## THE REQUEST
Count every line where "color" shows up, and give that number only.

## PROVIDED DATA

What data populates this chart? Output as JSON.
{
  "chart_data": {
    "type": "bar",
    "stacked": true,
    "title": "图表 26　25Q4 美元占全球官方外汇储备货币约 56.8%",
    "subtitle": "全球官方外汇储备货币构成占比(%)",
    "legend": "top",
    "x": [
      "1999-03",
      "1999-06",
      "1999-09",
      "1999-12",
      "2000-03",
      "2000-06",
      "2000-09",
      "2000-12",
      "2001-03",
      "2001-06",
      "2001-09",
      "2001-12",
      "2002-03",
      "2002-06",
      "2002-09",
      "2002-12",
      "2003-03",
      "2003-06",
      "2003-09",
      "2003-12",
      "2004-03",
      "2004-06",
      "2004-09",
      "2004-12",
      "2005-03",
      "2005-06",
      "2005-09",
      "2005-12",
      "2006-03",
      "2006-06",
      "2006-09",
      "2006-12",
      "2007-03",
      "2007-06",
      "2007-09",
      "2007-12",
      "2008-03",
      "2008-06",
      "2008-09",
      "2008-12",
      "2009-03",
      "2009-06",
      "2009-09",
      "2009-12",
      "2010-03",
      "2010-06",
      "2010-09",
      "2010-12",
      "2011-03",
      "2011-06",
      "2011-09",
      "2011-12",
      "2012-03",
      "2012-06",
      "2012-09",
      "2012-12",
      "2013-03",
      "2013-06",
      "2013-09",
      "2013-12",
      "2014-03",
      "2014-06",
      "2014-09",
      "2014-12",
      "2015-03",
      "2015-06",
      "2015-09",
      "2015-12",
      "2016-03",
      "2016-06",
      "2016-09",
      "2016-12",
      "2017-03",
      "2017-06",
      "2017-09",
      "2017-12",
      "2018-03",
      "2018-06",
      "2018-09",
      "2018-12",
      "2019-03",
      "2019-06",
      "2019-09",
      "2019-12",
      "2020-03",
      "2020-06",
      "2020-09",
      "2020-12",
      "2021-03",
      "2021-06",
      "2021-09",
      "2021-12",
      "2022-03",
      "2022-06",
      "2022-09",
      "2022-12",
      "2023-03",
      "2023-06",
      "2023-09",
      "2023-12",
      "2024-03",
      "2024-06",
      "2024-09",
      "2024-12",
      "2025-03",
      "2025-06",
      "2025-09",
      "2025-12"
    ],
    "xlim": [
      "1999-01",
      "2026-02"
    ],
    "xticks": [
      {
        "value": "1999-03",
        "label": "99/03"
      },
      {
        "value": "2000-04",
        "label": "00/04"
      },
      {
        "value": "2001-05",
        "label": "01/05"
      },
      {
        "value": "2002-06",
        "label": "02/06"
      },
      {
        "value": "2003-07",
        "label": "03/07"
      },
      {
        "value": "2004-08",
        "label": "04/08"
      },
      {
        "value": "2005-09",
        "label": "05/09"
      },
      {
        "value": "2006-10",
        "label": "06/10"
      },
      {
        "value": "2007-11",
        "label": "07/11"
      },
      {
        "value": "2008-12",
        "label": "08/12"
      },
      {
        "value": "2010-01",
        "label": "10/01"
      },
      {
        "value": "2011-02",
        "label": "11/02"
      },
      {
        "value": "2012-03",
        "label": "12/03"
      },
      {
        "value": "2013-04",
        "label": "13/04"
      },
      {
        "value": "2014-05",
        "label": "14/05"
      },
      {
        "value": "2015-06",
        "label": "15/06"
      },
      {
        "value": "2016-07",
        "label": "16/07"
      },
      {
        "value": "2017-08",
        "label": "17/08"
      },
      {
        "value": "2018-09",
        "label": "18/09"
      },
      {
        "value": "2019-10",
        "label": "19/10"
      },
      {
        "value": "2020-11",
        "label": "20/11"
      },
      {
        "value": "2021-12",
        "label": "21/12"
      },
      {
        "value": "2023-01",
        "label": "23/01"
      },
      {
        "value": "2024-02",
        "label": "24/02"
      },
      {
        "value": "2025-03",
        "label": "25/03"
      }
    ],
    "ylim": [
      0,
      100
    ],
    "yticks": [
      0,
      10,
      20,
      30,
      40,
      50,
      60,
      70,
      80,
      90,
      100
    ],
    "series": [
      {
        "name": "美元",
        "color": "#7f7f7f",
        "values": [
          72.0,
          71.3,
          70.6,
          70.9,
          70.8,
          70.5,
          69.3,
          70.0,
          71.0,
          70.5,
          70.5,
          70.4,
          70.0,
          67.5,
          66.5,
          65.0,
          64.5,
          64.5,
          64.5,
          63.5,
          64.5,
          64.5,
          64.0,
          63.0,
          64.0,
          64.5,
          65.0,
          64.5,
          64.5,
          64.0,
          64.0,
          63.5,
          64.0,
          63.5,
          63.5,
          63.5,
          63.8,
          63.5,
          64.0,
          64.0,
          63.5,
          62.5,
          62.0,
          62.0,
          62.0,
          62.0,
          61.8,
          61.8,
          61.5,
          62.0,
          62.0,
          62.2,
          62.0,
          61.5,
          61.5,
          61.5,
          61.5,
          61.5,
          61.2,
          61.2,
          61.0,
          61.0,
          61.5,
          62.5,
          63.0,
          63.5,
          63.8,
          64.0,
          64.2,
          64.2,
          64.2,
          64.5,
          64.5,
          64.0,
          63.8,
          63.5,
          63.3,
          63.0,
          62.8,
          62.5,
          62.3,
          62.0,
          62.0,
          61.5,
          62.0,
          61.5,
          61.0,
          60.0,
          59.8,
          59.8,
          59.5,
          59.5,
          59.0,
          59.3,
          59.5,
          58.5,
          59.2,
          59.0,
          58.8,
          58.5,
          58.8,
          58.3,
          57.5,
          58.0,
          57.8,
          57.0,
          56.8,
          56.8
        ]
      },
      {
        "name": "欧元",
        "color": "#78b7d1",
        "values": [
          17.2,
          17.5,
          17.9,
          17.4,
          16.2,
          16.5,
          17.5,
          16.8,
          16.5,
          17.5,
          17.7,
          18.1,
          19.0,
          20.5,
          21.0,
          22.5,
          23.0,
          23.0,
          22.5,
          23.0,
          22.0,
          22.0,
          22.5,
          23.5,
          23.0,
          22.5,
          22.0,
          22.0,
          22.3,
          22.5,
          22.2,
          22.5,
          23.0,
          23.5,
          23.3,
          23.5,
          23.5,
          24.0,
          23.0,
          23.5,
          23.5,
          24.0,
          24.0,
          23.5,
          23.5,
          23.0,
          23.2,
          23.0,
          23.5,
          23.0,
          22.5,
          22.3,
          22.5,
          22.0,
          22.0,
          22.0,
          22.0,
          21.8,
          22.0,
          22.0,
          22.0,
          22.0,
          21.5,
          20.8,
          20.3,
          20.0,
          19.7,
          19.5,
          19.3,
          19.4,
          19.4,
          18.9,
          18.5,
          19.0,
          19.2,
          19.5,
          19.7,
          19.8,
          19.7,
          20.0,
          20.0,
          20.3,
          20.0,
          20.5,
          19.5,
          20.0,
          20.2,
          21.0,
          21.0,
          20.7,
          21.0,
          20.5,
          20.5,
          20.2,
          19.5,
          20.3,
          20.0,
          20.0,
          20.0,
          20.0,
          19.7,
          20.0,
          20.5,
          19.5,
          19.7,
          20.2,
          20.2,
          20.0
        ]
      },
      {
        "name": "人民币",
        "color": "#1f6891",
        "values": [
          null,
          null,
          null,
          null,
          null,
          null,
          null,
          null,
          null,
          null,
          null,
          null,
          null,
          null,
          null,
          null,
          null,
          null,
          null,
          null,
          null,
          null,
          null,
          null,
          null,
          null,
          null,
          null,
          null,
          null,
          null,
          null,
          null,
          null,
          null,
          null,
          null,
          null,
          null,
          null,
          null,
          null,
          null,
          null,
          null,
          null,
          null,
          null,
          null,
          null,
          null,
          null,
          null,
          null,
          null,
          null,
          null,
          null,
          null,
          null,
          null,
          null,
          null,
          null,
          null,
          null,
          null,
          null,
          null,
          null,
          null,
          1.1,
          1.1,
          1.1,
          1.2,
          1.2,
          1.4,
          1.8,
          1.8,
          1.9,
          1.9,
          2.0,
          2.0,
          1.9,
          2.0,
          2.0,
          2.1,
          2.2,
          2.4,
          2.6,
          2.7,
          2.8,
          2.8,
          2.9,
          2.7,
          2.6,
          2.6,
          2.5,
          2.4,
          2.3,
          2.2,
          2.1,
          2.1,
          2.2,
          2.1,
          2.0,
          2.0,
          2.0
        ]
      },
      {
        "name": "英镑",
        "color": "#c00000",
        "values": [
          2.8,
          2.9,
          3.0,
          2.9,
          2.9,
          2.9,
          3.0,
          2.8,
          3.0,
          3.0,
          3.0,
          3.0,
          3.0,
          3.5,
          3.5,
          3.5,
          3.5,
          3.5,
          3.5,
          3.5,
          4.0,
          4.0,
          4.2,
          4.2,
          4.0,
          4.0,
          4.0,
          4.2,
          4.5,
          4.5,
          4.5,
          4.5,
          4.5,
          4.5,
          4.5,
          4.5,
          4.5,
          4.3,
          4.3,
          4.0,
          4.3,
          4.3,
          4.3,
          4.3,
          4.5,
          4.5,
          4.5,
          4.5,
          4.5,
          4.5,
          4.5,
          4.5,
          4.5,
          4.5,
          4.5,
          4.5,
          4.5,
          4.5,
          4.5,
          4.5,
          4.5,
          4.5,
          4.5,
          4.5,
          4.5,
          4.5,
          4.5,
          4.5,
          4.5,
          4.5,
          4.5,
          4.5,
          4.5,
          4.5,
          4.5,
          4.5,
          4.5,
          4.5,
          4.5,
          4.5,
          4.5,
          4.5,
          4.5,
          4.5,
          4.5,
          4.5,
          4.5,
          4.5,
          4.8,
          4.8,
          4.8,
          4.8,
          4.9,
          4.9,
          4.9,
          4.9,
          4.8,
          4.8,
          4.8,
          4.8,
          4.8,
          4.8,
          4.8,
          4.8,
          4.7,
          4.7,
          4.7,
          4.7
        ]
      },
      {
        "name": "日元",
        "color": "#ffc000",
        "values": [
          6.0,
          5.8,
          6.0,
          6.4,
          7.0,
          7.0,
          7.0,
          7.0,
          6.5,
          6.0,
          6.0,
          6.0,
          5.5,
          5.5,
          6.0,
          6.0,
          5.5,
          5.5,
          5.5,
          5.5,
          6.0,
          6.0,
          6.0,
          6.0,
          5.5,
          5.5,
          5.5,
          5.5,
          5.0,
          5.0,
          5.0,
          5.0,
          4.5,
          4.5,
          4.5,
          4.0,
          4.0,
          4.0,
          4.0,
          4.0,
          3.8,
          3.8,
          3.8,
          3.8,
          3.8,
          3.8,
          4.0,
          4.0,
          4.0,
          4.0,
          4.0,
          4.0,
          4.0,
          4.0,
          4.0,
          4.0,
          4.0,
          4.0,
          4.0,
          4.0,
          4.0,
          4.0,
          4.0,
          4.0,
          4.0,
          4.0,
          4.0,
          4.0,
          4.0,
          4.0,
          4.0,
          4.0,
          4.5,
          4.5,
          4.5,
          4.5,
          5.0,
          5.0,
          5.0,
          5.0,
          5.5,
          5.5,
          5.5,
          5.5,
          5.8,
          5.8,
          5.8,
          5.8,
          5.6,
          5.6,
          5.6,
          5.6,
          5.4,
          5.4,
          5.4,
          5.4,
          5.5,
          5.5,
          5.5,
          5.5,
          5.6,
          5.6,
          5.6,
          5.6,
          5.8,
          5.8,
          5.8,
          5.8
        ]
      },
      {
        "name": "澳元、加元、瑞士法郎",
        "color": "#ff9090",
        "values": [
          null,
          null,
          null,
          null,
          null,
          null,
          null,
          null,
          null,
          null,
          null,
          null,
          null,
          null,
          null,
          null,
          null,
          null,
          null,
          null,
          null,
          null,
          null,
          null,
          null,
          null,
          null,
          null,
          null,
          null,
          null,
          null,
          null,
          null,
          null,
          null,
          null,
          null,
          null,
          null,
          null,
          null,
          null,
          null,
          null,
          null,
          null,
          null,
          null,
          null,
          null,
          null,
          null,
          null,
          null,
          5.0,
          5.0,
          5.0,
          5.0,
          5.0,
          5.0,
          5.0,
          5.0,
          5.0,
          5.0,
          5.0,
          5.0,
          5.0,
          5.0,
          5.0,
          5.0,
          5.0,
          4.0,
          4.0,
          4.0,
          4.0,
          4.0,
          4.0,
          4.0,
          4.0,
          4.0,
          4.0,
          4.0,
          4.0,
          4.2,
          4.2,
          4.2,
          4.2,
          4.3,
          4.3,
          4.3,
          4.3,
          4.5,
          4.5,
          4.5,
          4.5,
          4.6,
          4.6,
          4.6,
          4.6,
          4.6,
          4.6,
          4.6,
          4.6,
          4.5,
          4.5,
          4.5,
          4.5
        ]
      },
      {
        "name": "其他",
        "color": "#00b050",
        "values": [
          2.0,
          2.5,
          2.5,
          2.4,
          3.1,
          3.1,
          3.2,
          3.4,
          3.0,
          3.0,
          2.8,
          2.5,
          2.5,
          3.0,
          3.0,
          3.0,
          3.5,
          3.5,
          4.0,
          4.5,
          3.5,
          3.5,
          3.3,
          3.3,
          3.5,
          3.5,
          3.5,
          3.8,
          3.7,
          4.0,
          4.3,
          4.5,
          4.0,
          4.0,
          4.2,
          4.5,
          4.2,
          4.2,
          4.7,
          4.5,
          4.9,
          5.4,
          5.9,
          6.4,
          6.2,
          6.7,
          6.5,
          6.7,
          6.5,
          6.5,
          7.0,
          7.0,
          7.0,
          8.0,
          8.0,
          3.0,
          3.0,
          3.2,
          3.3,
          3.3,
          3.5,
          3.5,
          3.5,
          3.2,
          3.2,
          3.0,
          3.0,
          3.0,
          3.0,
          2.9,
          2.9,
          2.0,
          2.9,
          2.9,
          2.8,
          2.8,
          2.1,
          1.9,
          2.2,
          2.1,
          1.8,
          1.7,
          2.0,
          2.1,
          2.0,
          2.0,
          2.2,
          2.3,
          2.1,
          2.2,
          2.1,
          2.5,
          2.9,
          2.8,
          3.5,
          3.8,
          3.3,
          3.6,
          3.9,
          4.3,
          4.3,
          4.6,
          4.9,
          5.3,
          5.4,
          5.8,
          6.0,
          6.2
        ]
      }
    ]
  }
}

## RESULT OF THIS TASK
7